## BEGIN MATERIAL SHOWN

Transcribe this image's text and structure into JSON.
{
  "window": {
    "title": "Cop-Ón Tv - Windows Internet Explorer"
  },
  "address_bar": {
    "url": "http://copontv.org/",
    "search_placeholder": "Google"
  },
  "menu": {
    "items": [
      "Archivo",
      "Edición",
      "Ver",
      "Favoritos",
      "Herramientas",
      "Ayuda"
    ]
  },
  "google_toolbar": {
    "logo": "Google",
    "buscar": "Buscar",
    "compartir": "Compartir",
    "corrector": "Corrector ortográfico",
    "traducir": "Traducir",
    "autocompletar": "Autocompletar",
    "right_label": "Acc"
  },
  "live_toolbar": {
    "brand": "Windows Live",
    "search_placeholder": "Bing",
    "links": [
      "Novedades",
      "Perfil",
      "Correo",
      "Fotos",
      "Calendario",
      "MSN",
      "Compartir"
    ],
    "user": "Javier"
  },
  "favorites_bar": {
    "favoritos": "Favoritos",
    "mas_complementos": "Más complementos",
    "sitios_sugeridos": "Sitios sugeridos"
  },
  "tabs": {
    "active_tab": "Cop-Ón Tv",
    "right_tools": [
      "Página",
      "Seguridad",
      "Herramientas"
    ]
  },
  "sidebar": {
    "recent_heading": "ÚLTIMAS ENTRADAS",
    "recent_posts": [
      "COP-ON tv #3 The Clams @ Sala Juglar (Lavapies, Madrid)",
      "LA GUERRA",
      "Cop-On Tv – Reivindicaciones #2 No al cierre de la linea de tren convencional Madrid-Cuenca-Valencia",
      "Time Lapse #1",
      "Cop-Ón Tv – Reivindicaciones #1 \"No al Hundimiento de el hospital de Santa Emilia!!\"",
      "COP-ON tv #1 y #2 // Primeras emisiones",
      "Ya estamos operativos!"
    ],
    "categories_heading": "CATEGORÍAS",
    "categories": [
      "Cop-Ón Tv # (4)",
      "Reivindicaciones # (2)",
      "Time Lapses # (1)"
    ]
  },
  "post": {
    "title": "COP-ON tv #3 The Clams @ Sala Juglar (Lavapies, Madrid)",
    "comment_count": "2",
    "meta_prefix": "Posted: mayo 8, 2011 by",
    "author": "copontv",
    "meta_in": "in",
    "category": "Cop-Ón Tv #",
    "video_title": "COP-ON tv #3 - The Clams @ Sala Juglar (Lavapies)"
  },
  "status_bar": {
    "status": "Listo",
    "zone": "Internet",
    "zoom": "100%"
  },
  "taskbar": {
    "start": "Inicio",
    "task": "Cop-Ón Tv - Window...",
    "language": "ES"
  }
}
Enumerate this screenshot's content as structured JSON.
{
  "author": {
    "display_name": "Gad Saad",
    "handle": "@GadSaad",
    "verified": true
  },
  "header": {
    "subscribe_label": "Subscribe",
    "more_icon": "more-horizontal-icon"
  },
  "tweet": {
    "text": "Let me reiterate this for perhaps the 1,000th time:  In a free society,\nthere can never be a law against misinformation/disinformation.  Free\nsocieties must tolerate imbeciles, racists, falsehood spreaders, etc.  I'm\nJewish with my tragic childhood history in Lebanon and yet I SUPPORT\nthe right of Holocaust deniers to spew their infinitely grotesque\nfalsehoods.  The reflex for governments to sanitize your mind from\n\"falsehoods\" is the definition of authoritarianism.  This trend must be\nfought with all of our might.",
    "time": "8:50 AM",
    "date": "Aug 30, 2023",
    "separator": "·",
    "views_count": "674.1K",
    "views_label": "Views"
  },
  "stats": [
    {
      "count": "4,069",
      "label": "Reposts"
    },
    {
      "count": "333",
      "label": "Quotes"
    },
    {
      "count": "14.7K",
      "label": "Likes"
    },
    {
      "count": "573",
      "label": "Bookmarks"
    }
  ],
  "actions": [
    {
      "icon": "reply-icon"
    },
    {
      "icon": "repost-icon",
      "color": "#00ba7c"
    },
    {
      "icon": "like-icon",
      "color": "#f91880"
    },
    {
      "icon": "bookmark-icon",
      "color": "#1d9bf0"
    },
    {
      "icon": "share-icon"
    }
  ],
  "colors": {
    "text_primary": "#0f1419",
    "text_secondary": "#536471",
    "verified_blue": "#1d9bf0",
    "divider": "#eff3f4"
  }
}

## END MATERIAL SHOWN

SHORT PROBLEM: Repeat the data above exactly.

EXERCISE RESPONSE:
Transcribe this image's text and structure into JSON.
{
  "window": {
    "title": "Cop-Ón Tv - Windows Internet Explorer"
  },
  "address_bar": {
    "url": "http://copontv.org/",
    "search_placeholder": "Google"
  },
  "menu": {
    "items": [
      "Archivo",
      "Edición",
      "Ver",
      "Favoritos",
      "Herramientas",
      "Ayuda"
    ]
  },
  "google_toolbar": {
    "logo": "Google",
    "buscar": "Buscar",
    "compartir": "Compartir",
    "corrector": "Corrector ortográfico",
    "traducir": "Traducir",
    "autocompletar": "Autocompletar",
    "right_label": "Acc"
  },
  "live_toolbar": {
    "brand": "Windows Live",
    "search_placeholder": "Bing",
    "links": [
      "Novedades",
      "Perfil",
      "Correo",
      "Fotos",
      "Calendario",
      "MSN",
      "Compartir"
    ],
    "user": "Javier"
  },
  "favorites_bar": {
    "favoritos": "Favoritos",
    "mas_complementos": "Más complementos",
    "sitios_sugeridos": "Sitios sugeridos"
  },
  "tabs": {
    "active_tab": "Cop-Ón Tv",
    "right_tools": [
      "Página",
      "Seguridad",
      "Herramientas"
    ]
  },
  "sidebar": {
    "recent_heading": "ÚLTIMAS ENTRADAS",
    "recent_posts": [
      "COP-ON tv #3 The Clams @ Sala Juglar (Lavapies, Madrid)",
      "LA GUERRA",
      "Cop-On Tv – Reivindicaciones #2 No al cierre de la linea de tren convencional Madrid-Cuenca-Valencia",
      "Time Lapse #1",
      "Cop-Ón Tv – Reivindicaciones #1 \"No al Hundimiento de el hospital de Santa Emilia!!\"",
      "COP-ON tv #1 y #2 // Primeras emisiones",
      "Ya estamos operativos!"
    ],
    "categories_heading": "CATEGORÍAS",
    "categories": [
      "Cop-Ón Tv # (4)",
      "Reivindicaciones # (2)",
      "Time Lapses # (1)"
    ]
  },
  "post": {
    "title": "COP-ON tv #3 The Clams @ Sala Juglar (Lavapies, Madrid)",
    "comment_count": "2",
    "meta_prefix": "Posted: mayo 8, 2011 by",
    "author": "copontv",
    "meta_in": "in",
    "category": "Cop-Ón Tv #",
    "video_title": "COP-ON tv #3 - The Clams @ Sala Juglar (Lavapies)"
  },
  "status_bar": {
    "status": "Listo",
    "zone": "Internet",
    "zoom": "100%"
  },
  "taskbar": {
    "start": "Inicio",
    "task": "Cop-Ón Tv - Window...",
    "language": "ES"
  }
}
Enumerate this screenshot's content as structured JSON.
{
  "author": {
    "display_name": "Gad Saad",
    "handle": "@GadSaad",
    "verified": true
  },
  "header": {
    "subscribe_label": "Subscribe",
    "more_icon": "more-horizontal-icon"
  },
  "tweet": {
    "text": "Let me reiterate this for perhaps the 1,000th time:  In a free society,\nthere can never be a law against misinformation/disinformation.  Free\nsocieties must tolerate imbeciles, racists, falsehood spreaders, etc.  I'm\nJewish with my tragic childhood history in Lebanon and yet I SUPPORT\nthe right of Holocaust deniers to spew their infinitely grotesque\nfalsehoods.  The reflex for governments to sanitize your mind from\n\"falsehoods\" is the definition of authoritarianism.  This trend must be\nfought with all of our might.",
    "time": "8:50 AM",
    "date": "Aug 30, 2023",
    "separator": "·",
    "views_count": "674.1K",
    "views_label": "Views"
  },
  "stats": [
    {
      "count": "4,069",
      "label": "Reposts"
    },
    {
      "count": "333",
      "label": "Quotes"
    },
    {
      "count": "14.7K",
      "label": "Likes"
    },
    {
      "count": "573",
      "label": "Bookmarks"
    }
  ],
  "actions": [
    {
      "icon": "reply-icon"
    },
    {
      "icon": "repost-icon",
      "color": "#00ba7c"
    },
    {
      "icon": "like-icon",
      "color": "#f91880"
    },
    {
      "icon": "bookmark-icon",
      "color": "#1d9bf0"
    },
    {
      "icon": "share-icon"
    }
  ],
  "colors": {
    "text_primary": "#0f1419",
    "text_secondary": "#536471",
    "verified_blue": "#1d9bf0",
    "divider": "#eff3f4"
  }
}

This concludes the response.